== REQUEST ==
Sift the listing for lines that hold the string "then" and pull them out.

[Collected data]

■ ■ ■ ■ ■

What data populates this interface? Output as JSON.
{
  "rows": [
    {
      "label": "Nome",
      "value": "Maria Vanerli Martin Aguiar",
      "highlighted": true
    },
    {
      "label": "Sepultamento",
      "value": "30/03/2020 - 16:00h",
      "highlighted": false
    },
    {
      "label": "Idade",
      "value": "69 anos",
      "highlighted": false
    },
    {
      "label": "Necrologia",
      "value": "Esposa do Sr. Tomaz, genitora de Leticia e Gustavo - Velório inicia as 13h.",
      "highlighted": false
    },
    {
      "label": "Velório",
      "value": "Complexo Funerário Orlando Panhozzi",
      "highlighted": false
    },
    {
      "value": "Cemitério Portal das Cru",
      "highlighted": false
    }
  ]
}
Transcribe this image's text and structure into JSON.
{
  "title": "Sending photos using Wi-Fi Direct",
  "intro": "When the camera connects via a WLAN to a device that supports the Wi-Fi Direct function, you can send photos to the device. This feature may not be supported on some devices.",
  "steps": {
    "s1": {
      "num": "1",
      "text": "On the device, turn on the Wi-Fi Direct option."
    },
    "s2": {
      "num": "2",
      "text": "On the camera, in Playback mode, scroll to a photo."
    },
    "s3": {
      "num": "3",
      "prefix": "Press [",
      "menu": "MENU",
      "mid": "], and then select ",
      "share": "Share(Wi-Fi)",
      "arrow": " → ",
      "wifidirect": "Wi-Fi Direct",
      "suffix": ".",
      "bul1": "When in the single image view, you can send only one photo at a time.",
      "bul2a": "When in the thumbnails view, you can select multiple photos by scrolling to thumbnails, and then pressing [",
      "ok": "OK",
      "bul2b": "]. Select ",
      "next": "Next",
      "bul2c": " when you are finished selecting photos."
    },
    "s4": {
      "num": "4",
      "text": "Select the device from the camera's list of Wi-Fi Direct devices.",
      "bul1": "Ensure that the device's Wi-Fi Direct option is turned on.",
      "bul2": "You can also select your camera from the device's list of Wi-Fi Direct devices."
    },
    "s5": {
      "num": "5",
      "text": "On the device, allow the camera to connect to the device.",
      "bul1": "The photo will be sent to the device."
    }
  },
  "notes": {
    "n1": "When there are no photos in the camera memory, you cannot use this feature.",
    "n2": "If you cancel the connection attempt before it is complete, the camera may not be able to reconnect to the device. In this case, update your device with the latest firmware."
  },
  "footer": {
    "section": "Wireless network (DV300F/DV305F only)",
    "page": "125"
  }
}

■ ■ ■ ■ ■

== THE SOLUTION ==
      "mid": "], and then select ",
      "bul2a": "When in the thumbnails view, you can select multiple photos by scrolling to thumbnails, and then pressing [",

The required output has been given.